[Task objective] From the data that follows, copy every line holding the string "deepest".

[Given information]
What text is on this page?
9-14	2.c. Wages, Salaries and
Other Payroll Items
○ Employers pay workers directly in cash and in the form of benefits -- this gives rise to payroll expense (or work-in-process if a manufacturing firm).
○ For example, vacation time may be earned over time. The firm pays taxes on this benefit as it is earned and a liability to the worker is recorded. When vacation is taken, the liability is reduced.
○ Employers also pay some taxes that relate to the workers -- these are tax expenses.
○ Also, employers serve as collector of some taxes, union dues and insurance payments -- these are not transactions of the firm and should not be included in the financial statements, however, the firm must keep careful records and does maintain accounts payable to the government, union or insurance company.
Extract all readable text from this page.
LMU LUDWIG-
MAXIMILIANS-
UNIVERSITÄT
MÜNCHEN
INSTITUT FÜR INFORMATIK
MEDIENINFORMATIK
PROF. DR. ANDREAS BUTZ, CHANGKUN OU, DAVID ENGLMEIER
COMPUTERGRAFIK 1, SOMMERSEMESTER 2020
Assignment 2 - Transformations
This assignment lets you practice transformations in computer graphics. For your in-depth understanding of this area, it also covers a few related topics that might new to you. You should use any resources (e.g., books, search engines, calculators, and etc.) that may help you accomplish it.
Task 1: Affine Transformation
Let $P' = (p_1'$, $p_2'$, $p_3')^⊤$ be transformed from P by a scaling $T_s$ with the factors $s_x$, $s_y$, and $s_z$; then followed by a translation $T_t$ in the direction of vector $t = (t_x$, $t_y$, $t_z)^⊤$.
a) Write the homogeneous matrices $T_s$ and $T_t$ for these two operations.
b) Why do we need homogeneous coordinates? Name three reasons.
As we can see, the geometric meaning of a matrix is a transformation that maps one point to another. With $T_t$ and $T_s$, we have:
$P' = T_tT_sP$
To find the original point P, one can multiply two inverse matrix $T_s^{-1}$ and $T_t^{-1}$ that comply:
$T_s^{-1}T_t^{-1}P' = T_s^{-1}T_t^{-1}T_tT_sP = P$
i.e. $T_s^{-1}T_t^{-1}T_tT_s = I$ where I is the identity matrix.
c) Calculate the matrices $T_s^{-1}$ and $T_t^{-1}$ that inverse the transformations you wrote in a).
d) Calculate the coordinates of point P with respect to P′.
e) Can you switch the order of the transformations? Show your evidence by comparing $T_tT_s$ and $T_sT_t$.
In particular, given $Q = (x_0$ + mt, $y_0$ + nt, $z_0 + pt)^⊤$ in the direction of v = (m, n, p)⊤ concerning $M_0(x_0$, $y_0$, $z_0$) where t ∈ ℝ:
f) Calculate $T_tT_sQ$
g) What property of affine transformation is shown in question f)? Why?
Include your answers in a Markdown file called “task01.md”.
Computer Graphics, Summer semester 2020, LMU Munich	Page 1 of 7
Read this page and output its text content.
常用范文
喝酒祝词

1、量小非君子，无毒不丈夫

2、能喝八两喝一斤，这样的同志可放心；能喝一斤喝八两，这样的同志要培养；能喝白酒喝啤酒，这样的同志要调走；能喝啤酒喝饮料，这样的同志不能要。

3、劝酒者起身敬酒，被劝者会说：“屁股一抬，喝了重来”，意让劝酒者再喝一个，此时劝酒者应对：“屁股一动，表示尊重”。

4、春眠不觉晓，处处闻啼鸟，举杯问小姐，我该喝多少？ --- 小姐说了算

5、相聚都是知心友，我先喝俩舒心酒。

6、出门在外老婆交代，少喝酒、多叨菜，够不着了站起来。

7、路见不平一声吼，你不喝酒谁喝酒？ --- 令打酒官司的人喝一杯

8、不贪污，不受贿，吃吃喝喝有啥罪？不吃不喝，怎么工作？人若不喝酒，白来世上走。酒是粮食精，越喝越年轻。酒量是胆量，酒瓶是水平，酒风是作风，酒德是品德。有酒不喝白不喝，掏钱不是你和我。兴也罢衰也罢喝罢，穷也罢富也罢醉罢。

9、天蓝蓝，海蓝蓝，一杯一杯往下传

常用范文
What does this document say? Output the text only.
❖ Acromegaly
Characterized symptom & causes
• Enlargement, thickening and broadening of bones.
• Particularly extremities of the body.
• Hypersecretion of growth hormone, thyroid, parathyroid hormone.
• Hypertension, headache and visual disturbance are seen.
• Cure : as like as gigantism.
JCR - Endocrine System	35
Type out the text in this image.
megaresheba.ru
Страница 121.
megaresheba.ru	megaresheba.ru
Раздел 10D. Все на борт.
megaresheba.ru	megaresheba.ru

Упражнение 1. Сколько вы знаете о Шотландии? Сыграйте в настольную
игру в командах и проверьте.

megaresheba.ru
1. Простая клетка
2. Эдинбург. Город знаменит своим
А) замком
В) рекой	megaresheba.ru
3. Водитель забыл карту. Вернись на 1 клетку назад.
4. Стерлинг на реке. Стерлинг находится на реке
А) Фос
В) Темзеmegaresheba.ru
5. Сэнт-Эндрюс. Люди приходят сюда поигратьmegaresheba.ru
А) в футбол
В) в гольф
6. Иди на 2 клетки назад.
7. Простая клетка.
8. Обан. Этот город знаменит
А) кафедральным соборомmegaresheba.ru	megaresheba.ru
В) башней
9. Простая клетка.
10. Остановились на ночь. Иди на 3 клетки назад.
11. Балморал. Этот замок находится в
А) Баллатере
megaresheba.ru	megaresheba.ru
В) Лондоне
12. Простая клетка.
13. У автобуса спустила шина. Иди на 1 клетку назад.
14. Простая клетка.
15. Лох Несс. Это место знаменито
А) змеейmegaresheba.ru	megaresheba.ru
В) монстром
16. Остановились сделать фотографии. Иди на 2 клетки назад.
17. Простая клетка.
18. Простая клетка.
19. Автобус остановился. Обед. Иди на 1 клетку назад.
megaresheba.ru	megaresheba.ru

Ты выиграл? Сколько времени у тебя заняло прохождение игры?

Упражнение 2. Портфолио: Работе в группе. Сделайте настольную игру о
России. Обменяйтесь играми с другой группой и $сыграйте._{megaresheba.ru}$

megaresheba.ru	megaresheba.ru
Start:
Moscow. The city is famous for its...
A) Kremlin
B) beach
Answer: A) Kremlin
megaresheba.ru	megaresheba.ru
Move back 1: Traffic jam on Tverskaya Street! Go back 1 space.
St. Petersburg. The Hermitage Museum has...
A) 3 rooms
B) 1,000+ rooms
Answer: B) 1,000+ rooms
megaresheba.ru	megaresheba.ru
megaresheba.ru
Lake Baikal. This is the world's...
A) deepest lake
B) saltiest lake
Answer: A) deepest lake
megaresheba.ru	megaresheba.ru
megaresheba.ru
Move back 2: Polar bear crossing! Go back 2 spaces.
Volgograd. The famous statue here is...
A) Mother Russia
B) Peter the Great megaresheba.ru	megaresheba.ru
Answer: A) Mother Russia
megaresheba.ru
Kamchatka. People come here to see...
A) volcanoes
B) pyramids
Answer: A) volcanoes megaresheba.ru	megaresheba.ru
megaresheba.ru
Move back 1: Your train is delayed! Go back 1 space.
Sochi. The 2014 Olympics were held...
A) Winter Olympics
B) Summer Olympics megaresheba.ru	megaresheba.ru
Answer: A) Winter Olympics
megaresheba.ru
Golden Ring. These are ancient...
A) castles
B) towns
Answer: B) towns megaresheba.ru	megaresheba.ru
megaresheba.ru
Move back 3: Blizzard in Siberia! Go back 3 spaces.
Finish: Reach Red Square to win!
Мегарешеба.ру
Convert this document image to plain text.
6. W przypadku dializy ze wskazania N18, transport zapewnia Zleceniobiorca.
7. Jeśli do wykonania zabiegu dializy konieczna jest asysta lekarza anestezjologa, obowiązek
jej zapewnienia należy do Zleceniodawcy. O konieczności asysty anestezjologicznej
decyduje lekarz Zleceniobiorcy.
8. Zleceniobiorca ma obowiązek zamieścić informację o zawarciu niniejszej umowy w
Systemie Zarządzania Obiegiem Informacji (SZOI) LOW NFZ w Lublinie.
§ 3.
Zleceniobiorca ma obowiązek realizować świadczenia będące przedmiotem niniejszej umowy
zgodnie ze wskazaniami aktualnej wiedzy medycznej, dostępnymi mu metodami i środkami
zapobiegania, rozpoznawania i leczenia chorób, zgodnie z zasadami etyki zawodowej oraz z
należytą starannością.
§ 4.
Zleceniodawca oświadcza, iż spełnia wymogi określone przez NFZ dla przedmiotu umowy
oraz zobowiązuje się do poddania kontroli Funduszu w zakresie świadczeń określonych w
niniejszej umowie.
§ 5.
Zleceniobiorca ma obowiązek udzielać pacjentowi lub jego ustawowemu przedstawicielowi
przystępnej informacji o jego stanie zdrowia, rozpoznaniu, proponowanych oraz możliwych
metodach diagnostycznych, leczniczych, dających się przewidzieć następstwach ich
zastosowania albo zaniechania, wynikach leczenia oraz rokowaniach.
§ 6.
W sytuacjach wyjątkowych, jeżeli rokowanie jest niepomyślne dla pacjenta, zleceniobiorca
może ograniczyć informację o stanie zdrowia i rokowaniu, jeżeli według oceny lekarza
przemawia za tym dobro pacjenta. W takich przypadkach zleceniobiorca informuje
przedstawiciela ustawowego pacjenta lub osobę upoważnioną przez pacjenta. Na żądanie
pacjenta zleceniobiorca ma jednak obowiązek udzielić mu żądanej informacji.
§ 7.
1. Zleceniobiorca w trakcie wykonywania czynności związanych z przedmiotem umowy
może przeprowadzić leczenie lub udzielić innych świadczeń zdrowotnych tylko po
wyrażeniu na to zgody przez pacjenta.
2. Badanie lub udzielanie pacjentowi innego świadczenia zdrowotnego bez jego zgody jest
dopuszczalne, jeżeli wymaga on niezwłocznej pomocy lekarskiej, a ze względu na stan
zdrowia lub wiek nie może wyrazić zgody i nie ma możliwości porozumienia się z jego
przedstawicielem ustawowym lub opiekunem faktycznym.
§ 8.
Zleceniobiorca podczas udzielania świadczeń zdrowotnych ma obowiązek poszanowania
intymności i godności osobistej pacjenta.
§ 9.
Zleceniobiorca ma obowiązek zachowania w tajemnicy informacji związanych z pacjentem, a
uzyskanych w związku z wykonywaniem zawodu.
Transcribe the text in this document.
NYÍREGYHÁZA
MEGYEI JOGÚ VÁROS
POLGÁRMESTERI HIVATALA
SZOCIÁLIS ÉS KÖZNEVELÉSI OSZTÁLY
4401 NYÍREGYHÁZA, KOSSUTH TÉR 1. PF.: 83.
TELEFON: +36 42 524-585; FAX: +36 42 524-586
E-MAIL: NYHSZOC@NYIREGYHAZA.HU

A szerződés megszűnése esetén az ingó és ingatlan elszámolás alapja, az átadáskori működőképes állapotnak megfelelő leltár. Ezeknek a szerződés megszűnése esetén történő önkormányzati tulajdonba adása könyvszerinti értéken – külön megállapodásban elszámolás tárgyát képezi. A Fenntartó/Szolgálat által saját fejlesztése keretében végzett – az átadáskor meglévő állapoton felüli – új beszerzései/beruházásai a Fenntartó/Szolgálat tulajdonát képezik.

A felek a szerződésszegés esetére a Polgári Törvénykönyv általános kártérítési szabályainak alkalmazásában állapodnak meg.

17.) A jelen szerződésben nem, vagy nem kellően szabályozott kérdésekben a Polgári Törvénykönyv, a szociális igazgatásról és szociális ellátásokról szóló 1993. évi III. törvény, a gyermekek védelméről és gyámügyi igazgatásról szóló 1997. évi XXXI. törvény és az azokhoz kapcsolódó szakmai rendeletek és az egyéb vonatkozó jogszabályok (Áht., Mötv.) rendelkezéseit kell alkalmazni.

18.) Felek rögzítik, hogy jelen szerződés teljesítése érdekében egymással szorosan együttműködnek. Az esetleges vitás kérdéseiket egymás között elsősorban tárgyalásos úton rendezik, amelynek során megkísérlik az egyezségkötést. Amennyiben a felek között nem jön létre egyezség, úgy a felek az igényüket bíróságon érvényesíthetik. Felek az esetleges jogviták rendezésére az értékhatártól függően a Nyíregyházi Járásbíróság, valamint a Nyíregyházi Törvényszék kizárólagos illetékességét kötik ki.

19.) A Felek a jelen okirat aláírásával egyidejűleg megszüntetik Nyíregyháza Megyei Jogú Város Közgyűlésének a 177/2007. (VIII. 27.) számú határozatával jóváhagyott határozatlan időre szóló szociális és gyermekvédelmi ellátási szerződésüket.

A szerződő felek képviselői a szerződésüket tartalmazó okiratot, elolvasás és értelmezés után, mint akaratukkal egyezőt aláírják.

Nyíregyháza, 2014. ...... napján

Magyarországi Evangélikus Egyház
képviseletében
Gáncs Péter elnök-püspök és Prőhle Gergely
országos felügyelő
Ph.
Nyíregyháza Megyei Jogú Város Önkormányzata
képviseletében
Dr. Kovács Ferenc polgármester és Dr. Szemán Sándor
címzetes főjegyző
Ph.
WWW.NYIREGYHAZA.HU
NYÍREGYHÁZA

[Correct output]
A) deepest lake
Answer: A) deepest lake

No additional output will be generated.